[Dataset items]
>> Start
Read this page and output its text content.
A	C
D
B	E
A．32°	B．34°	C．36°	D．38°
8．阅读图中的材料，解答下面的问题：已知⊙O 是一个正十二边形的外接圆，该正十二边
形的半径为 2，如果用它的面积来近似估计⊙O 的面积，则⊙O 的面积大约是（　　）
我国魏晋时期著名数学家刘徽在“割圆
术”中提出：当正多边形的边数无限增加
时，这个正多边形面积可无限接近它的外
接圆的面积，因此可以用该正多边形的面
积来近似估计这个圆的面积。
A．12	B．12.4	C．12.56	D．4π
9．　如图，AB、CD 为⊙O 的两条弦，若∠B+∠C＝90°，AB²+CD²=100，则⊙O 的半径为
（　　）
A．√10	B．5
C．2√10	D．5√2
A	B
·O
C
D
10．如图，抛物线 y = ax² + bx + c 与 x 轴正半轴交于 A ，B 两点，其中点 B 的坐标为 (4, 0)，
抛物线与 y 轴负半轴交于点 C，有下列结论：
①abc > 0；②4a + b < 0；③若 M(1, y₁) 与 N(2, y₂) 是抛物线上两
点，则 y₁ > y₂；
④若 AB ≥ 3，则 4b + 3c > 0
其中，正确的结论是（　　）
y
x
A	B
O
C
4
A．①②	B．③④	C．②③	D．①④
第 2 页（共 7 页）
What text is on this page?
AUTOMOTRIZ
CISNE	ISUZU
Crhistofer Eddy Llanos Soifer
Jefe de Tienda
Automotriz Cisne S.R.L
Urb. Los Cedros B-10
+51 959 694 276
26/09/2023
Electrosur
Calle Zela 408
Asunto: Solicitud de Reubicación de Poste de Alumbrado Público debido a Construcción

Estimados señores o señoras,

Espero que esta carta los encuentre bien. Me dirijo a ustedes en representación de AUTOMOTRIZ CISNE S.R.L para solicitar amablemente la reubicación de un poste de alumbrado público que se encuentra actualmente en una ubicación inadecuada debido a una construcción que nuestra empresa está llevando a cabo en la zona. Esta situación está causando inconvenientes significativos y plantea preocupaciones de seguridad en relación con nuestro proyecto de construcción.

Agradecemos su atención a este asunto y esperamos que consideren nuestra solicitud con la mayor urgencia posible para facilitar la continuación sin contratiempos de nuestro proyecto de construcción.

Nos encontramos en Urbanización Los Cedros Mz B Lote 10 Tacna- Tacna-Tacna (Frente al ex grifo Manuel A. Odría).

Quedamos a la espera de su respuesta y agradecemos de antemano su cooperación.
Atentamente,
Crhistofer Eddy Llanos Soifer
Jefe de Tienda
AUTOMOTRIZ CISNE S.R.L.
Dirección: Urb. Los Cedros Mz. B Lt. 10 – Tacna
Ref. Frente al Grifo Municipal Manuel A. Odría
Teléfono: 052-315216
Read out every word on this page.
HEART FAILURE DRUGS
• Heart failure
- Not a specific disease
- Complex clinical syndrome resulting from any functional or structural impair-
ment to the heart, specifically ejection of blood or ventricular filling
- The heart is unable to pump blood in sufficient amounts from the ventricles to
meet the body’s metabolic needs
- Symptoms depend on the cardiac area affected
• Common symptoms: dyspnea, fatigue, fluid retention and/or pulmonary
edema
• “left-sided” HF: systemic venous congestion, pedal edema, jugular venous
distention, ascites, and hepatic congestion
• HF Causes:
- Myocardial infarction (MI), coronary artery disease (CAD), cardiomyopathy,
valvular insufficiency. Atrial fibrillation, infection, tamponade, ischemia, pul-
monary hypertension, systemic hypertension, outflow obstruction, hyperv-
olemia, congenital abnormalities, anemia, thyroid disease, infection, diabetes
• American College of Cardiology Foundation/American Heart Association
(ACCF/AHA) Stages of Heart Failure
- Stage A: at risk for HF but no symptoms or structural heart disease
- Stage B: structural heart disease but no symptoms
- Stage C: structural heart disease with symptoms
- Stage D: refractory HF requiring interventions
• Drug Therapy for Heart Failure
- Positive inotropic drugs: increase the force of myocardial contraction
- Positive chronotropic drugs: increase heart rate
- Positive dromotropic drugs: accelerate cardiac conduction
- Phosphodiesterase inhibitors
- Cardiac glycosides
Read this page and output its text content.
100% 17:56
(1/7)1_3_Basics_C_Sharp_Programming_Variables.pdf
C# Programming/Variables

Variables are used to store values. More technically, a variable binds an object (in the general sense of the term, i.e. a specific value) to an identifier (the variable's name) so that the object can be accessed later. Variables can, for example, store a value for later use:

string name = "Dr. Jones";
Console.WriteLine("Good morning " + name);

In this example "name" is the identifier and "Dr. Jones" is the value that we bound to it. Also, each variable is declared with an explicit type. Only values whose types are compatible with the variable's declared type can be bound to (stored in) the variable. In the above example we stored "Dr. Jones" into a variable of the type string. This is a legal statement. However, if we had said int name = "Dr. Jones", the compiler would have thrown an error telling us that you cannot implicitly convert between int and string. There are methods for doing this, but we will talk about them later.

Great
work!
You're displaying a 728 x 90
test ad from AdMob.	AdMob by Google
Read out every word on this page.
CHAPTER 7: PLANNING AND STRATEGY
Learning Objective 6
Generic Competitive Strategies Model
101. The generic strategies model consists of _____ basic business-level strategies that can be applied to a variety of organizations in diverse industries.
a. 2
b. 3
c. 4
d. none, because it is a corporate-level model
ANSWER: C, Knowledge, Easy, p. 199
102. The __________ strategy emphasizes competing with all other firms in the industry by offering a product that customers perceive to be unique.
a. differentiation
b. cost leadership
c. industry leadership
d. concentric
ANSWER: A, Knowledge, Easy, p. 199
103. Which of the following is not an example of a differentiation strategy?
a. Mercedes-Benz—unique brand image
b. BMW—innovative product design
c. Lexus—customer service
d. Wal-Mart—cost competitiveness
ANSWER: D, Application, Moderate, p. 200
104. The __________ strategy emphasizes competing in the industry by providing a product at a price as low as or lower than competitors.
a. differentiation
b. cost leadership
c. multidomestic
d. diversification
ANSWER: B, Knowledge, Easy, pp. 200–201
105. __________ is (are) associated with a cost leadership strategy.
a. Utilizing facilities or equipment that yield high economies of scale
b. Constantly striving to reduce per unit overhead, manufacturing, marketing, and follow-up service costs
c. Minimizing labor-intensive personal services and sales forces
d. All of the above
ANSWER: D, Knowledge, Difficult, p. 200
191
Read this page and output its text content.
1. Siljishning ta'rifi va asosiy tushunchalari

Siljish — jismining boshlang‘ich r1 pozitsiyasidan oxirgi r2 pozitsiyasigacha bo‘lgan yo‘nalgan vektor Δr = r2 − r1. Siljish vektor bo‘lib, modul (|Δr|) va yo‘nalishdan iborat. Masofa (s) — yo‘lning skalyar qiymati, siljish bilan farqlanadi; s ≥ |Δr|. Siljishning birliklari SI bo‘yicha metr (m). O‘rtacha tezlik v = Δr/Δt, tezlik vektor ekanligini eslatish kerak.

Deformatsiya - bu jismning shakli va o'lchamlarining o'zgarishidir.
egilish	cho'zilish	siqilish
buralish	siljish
>> End
Instructions to follow> Send back all of the entries exactly, with nothing missing.

Task response>
Read this page and output its text content.
A	C
D
B	E
A．32°	B．34°	C．36°	D．38°
8．阅读图中的材料，解答下面的问题：已知⊙O 是一个正十二边形的外接圆，该正十二边
形的半径为 2，如果用它的面积来近似估计⊙O 的面积，则⊙O 的面积大约是（　　）
我国魏晋时期著名数学家刘徽在“割圆
术”中提出：当正多边形的边数无限增加
时，这个正多边形面积可无限接近它的外
接圆的面积，因此可以用该正多边形的面
积来近似估计这个圆的面积。
A．12	B．12.4	C．12.56	D．4π
9．　如图，AB、CD 为⊙O 的两条弦，若∠B+∠C＝90°，AB²+CD²=100，则⊙O 的半径为
（　　）
A．√10	B．5
C．2√10	D．5√2
A	B
·O
C
D
10．如图，抛物线 y = ax² + bx + c 与 x 轴正半轴交于 A ，B 两点，其中点 B 的坐标为 (4, 0)，
抛物线与 y 轴负半轴交于点 C，有下列结论：
①abc > 0；②4a + b < 0；③若 M(1, y₁) 与 N(2, y₂) 是抛物线上两
点，则 y₁ > y₂；
④若 AB ≥ 3，则 4b + 3c > 0
其中，正确的结论是（　　）
y
x
A	B
O
C
4
A．①②	B．③④	C．②③	D．①④
第 2 页（共 7 页）
What text is on this page?
AUTOMOTRIZ
CISNE	ISUZU
Crhistofer Eddy Llanos Soifer
Jefe de Tienda
Automotriz Cisne S.R.L
Urb. Los Cedros B-10
+51 959 694 276
26/09/2023
Electrosur
Calle Zela 408
Asunto: Solicitud de Reubicación de Poste de Alumbrado Público debido a Construcción

Estimados señores o señoras,

Espero que esta carta los encuentre bien. Me dirijo a ustedes en representación de AUTOMOTRIZ CISNE S.R.L para solicitar amablemente la reubicación de un poste de alumbrado público que se encuentra actualmente en una ubicación inadecuada debido a una construcción que nuestra empresa está llevando a cabo en la zona. Esta situación está causando inconvenientes significativos y plantea preocupaciones de seguridad en relación con nuestro proyecto de construcción.

Agradecemos su atención a este asunto y esperamos que consideren nuestra solicitud con la mayor urgencia posible para facilitar la continuación sin contratiempos de nuestro proyecto de construcción.

Nos encontramos en Urbanización Los Cedros Mz B Lote 10 Tacna- Tacna-Tacna (Frente al ex grifo Manuel A. Odría).

Quedamos a la espera de su respuesta y agradecemos de antemano su cooperación.
Atentamente,
Crhistofer Eddy Llanos Soifer
Jefe de Tienda
AUTOMOTRIZ CISNE S.R.L.
Dirección: Urb. Los Cedros Mz. B Lt. 10 – Tacna
Ref. Frente al Grifo Municipal Manuel A. Odría
Teléfono: 052-315216
Read out every word on this page.
HEART FAILURE DRUGS
• Heart failure
- Not a specific disease
- Complex clinical syndrome resulting from any functional or structural impair-
ment to the heart, specifically ejection of blood or ventricular filling
- The heart is unable to pump blood in sufficient amounts from the ventricles to
meet the body’s metabolic needs
- Symptoms depend on the cardiac area affected
• Common symptoms: dyspnea, fatigue, fluid retention and/or pulmonary
edema
• “left-sided” HF: systemic venous congestion, pedal edema, jugular venous
distention, ascites, and hepatic congestion
• HF Causes:
- Myocardial infarction (MI), coronary artery disease (CAD), cardiomyopathy,
valvular insufficiency. Atrial fibrillation, infection, tamponade, ischemia, pul-
monary hypertension, systemic hypertension, outflow obstruction, hyperv-
olemia, congenital abnormalities, anemia, thyroid disease, infection, diabetes
• American College of Cardiology Foundation/American Heart Association
(ACCF/AHA) Stages of Heart Failure
- Stage A: at risk for HF but no symptoms or structural heart disease
- Stage B: structural heart disease but no symptoms
- Stage C: structural heart disease with symptoms
- Stage D: refractory HF requiring interventions
• Drug Therapy for Heart Failure
- Positive inotropic drugs: increase the force of myocardial contraction
- Positive chronotropic drugs: increase heart rate
- Positive dromotropic drugs: accelerate cardiac conduction
- Phosphodiesterase inhibitors
- Cardiac glycosides
Read this page and output its text content.
100% 17:56
(1/7)1_3_Basics_C_Sharp_Programming_Variables.pdf
C# Programming/Variables

Variables are used to store values. More technically, a variable binds an object (in the general sense of the term, i.e. a specific value) to an identifier (the variable's name) so that the object can be accessed later. Variables can, for example, store a value for later use:

string name = "Dr. Jones";
Console.WriteLine("Good morning " + name);

In this example "name" is the identifier and "Dr. Jones" is the value that we bound to it. Also, each variable is declared with an explicit type. Only values whose types are compatible with the variable's declared type can be bound to (stored in) the variable. In the above example we stored "Dr. Jones" into a variable of the type string. This is a legal statement. However, if we had said int name = "Dr. Jones", the compiler would have thrown an error telling us that you cannot implicitly convert between int and string. There are methods for doing this, but we will talk about them later.

Great
work!
You're displaying a 728 x 90
test ad from AdMob.	AdMob by Google
Read out every word on this page.
CHAPTER 7: PLANNING AND STRATEGY
Learning Objective 6
Generic Competitive Strategies Model
101. The generic strategies model consists of _____ basic business-level strategies that can be applied to a variety of organizations in diverse industries.
a. 2
b. 3
c. 4
d. none, because it is a corporate-level model
ANSWER: C, Knowledge, Easy, p. 199
102. The __________ strategy emphasizes competing with all other firms in the industry by offering a product that customers perceive to be unique.
a. differentiation
b. cost leadership
c. industry leadership
d. concentric
ANSWER: A, Knowledge, Easy, p. 199
103. Which of the following is not an example of a differentiation strategy?
a. Mercedes-Benz—unique brand image
b. BMW—innovative product design
c. Lexus—customer service
d. Wal-Mart—cost competitiveness
ANSWER: D, Application, Moderate, p. 200
104. The __________ strategy emphasizes competing in the industry by providing a product at a price as low as or lower than competitors.
a. differentiation
b. cost leadership
c. multidomestic
d. diversification
ANSWER: B, Knowledge, Easy, pp. 200–201
105. __________ is (are) associated with a cost leadership strategy.
a. Utilizing facilities or equipment that yield high economies of scale
b. Constantly striving to reduce per unit overhead, manufacturing, marketing, and follow-up service costs
c. Minimizing labor-intensive personal services and sales forces
d. All of the above
ANSWER: D, Knowledge, Difficult, p. 200
191
Read this page and output its text content.
1. Siljishning ta'rifi va asosiy tushunchalari

Siljish — jismining boshlang‘ich r1 pozitsiyasidan oxirgi r2 pozitsiyasigacha bo‘lgan yo‘nalgan vektor Δr = r2 − r1. Siljish vektor bo‘lib, modul (|Δr|) va yo‘nalishdan iborat. Masofa (s) — yo‘lning skalyar qiymati, siljish bilan farqlanadi; s ≥ |Δr|. Siljishning birliklari SI bo‘yicha metr (m). O‘rtacha tezlik v = Δr/Δt, tezlik vektor ekanligini eslatish kerak.

Deformatsiya - bu jismning shakli va o'lchamlarining o'zgarishidir.
egilish	cho'zilish	siqilish
buralish	siljish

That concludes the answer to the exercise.